(Dataset entries on figures)

--------

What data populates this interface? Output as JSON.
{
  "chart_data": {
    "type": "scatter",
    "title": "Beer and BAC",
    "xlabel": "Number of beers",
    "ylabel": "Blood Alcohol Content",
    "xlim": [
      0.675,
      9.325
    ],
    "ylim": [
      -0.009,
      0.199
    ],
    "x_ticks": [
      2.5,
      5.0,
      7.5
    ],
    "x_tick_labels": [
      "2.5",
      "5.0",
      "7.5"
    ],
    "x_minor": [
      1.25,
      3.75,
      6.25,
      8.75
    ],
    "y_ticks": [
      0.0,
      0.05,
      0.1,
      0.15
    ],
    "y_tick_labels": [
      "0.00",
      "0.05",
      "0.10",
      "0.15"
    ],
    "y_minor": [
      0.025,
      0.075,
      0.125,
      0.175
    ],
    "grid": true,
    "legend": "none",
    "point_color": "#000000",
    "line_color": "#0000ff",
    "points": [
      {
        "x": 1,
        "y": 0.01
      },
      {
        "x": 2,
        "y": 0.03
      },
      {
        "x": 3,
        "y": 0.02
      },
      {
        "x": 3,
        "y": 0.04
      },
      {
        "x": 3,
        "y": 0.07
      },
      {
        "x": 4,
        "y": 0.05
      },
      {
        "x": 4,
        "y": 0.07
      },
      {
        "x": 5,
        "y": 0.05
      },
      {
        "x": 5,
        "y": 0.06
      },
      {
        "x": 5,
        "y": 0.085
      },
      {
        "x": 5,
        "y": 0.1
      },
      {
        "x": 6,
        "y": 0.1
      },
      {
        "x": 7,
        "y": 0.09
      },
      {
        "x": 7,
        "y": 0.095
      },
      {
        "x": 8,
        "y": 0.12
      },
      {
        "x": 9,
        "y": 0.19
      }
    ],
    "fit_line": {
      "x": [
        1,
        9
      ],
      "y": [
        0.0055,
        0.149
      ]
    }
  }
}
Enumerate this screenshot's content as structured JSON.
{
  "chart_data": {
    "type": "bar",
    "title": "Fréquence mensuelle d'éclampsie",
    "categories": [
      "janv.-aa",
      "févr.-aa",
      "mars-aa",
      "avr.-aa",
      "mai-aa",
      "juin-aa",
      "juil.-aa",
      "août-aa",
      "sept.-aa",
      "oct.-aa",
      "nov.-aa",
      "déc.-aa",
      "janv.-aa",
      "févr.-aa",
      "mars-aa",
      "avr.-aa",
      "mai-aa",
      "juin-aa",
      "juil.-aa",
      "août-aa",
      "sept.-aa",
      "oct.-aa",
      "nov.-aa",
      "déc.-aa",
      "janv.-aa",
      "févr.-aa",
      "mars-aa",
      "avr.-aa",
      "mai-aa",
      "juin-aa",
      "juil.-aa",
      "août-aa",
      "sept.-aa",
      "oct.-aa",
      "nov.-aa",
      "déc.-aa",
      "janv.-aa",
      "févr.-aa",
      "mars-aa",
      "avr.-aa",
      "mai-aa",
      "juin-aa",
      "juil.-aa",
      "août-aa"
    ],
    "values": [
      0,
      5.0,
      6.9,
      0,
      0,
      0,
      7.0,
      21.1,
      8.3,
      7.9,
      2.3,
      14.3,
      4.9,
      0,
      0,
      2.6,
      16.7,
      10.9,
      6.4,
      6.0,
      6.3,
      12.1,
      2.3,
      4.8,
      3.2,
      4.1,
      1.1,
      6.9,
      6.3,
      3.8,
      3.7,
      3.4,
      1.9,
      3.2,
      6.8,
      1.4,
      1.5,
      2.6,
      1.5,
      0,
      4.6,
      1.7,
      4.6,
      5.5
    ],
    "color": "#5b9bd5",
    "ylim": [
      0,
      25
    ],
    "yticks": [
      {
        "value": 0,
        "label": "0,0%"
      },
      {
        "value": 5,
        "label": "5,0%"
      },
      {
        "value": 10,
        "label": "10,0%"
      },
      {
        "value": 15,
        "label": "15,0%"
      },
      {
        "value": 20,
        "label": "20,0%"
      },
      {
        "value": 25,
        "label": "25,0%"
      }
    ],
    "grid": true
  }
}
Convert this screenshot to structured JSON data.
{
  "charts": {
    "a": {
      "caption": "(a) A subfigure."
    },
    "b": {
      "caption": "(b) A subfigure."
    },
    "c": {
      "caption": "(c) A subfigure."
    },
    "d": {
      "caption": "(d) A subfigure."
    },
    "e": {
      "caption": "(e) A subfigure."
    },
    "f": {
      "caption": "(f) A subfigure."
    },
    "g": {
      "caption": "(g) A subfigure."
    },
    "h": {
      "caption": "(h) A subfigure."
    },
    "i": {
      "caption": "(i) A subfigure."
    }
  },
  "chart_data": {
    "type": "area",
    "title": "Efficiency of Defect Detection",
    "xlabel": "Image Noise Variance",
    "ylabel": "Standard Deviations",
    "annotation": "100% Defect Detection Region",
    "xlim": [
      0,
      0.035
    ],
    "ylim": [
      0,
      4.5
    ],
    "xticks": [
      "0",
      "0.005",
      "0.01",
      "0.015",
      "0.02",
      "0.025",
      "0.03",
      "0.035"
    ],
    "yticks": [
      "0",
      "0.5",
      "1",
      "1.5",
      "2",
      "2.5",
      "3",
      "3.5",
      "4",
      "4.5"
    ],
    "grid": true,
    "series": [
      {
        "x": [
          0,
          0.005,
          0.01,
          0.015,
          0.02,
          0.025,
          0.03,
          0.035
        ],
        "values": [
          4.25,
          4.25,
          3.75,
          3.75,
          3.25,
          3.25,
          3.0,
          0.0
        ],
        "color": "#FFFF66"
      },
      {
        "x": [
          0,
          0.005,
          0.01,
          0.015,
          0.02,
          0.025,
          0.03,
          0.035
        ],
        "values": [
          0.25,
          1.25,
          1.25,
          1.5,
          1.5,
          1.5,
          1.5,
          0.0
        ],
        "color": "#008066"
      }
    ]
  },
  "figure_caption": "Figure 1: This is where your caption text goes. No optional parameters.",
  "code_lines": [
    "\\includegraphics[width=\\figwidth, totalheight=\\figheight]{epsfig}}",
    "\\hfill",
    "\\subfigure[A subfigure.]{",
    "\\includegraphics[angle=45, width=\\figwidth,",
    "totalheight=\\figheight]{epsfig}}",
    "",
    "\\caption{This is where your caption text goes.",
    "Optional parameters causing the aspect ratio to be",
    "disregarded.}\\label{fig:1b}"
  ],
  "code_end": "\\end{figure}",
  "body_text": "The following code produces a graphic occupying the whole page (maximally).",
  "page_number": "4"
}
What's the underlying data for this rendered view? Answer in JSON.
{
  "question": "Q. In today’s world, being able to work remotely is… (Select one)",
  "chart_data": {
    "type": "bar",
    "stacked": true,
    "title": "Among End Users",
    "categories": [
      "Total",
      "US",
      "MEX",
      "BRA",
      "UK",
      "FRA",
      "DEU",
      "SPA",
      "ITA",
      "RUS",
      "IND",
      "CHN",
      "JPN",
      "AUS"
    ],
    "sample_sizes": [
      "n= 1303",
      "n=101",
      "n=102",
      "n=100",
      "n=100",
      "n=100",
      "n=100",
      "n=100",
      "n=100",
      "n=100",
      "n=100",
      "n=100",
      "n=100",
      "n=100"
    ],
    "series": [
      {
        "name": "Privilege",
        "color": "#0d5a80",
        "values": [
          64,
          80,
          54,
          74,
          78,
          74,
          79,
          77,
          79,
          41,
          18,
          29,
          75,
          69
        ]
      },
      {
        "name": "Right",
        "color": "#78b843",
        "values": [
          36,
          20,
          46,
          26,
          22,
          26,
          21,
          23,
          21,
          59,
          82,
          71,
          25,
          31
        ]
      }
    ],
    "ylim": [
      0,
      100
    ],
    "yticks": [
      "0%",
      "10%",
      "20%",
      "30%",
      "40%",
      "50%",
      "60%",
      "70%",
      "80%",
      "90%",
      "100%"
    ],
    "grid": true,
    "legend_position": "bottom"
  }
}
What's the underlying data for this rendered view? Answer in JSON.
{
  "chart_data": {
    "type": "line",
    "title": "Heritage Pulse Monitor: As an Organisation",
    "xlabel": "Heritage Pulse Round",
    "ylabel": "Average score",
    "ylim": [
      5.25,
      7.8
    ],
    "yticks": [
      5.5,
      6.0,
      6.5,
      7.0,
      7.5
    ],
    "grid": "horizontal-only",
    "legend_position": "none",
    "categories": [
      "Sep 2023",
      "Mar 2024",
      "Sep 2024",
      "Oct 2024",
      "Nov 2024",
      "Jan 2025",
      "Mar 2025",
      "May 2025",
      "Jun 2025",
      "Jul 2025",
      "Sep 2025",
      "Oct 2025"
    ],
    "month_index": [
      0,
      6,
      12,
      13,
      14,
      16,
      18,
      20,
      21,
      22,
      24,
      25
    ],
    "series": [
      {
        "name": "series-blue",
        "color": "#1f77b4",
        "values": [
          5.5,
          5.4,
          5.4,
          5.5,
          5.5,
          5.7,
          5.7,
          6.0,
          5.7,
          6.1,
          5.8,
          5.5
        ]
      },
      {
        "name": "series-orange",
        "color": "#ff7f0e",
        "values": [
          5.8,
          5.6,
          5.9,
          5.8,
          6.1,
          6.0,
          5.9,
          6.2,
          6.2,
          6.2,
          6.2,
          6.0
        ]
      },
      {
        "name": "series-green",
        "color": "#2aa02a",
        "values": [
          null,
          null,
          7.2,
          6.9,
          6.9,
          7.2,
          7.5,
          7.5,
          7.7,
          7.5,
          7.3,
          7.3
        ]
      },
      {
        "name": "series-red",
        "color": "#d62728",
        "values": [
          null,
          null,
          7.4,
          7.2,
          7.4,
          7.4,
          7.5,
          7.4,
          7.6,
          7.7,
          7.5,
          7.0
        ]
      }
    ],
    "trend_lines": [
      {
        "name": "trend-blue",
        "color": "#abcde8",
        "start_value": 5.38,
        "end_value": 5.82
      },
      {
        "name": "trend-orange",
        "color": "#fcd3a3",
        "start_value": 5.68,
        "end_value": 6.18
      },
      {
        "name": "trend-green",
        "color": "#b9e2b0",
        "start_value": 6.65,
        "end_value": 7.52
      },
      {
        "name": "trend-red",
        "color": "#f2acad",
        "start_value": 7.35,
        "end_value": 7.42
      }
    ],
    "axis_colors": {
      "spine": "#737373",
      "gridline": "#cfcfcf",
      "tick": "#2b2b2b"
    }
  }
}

--------

▶ [TO DO]
In the records above, how many lines contain the string "figheight"? State that number only.

▶ [EXERCISE OUTPUT]
2